### [WRITTEN EXERCISE]
Write out the material exactly, with the pictures left out.

### [DATA FOR PROCESSING]
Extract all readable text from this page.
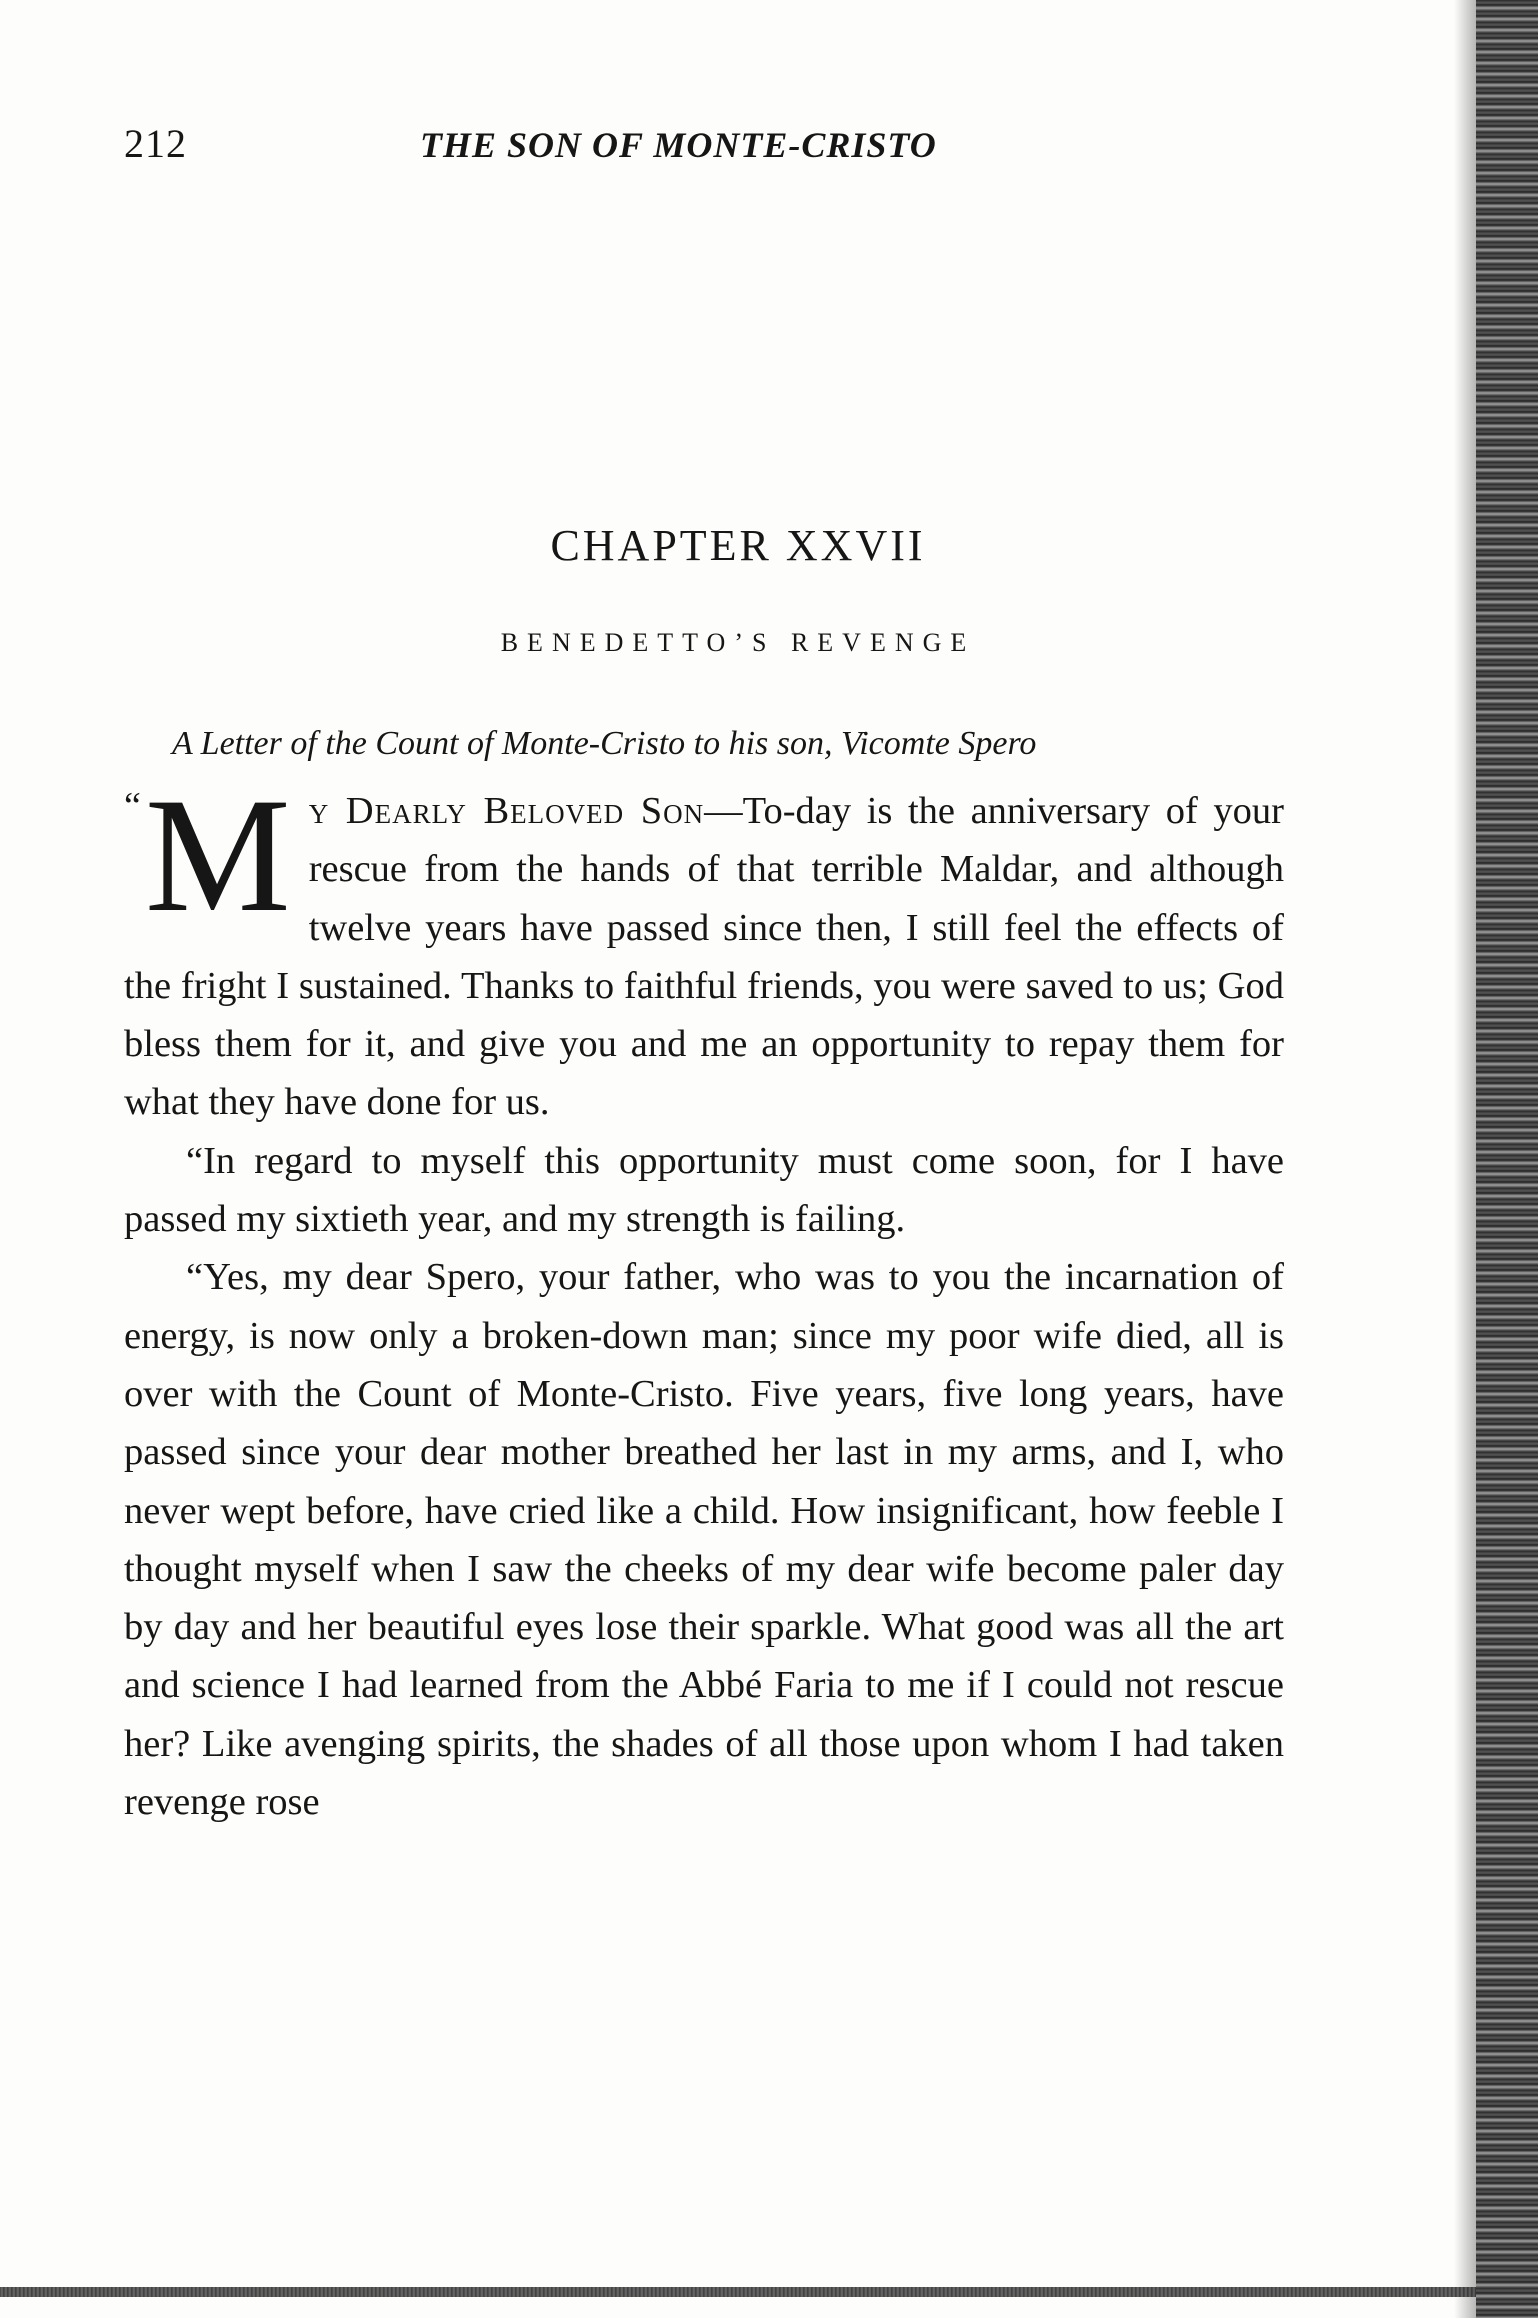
212	THE SON OF MONTE-CRISTO
CHAPTER XXVII
BENEDETTO’S REVENGE
A Letter of the Count of Monte-Cristo to his son, Vicomte Spero

“ M y Dearly Beloved Son—To-day is the anniversary of your rescue from the hands of that terrible Maldar, and although twelve years have passed since then, I still feel the effects of the fright I sustained. Thanks to faithful friends, you were saved to us; God bless them for it, and give you and me an opportunity to repay them for what they have done for us.

“In regard to myself this opportunity must come soon, for I have passed my sixtieth year, and my strength is failing.

“Yes, my dear Spero, your father, who was to you the incarnation of energy, is now only a broken-down man; since my poor wife died, all is over with the Count of Monte-Cristo. Five years, five long years, have passed since your dear mother breathed her last in my arms, and I, who never wept before, have cried like a child. How insignificant, how feeble I thought myself when I saw the cheeks of my dear wife become paler day by day and her beautiful eyes lose their sparkle. What good was all the art and science I had learned from the Abbé Faria to me if I could not rescue her? Like avenging spirits, the shades of all those upon whom I had taken revenge rose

### [OUTPUT FOR THIS EXERCISE]
Extract all readable text from this page.
212	THE SON OF MONTE-CRISTO
CHAPTER XXVII
BENEDETTO’S REVENGE
A Letter of the Count of Monte-Cristo to his son, Vicomte Spero

“ M y Dearly Beloved Son—To-day is the anniversary of your rescue from the hands of that terrible Maldar, and although twelve years have passed since then, I still feel the effects of the fright I sustained. Thanks to faithful friends, you were saved to us; God bless them for it, and give you and me an opportunity to repay them for what they have done for us.

“In regard to myself this opportunity must come soon, for I have passed my sixtieth year, and my strength is failing.

“Yes, my dear Spero, your father, who was to you the incarnation of energy, is now only a broken-down man; since my poor wife died, all is over with the Count of Monte-Cristo. Five years, five long years, have passed since your dear mother breathed her last in my arms, and I, who never wept before, have cried like a child. How insignificant, how feeble I thought myself when I saw the cheeks of my dear wife become paler day by day and her beautiful eyes lose their sparkle. What good was all the art and science I had learned from the Abbé Faria to me if I could not rescue her? Like avenging spirits, the shades of all those upon whom I had taken revenge rose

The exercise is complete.